>> Start RECORDED DATA

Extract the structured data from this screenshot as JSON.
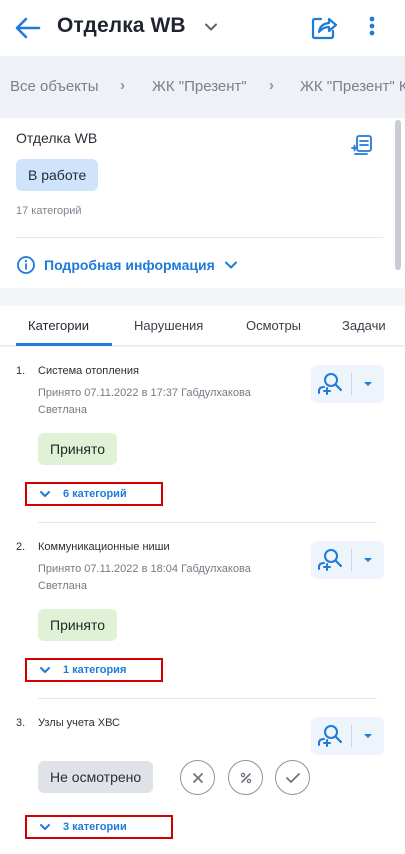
{
  "header": {
    "title": "Отделка WB"
  },
  "breadcrumb": {
    "items": [
      "Все объекты",
      "ЖК \"Презент\"",
      "ЖК \"Презент\" К"
    ]
  },
  "object": {
    "name": "Отделка WB",
    "status": "В работе",
    "category_count": "17 категорий",
    "details_label": "Подробная информация"
  },
  "tabs": [
    "Категории",
    "Нарушения",
    "Осмотры",
    "Задачи"
  ],
  "items": [
    {
      "number": "1.",
      "title": "Система отопления",
      "meta": "Принято 07.11.2022 в 17:37 Габдулхакова Светлана",
      "status": "Принято",
      "sub_link": "6 категорий"
    },
    {
      "number": "2.",
      "title": "Коммуникационные ниши",
      "meta": "Принято 07.11.2022 в 18:04 Габдулхакова Светлана",
      "status": "Принято",
      "sub_link": "1 категория"
    },
    {
      "number": "3.",
      "title": "Узлы учета ХВС",
      "status": "Не осмотрено",
      "sub_link": "3 категории"
    }
  ],
  "colors": {
    "accent": "#1f7ad9",
    "status_work": "#cfe4fb",
    "status_accepted": "#dff2d6",
    "status_pending": "#dfe2e7",
    "highlight": "#d10000"
  }
}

>> End RECORDED DATA

▸ WORK TO DO: Out of the material above, select every line that holds the string "Принято".

▸ EXERCISE RESPONSE:
      "meta": "Принято 07.11.2022 в 17:37 Габдулхакова Светлана",
      "status": "Принято",
      "meta": "Принято 07.11.2022 в 18:04 Габдулхакова Светлана",
      "status": "Принято",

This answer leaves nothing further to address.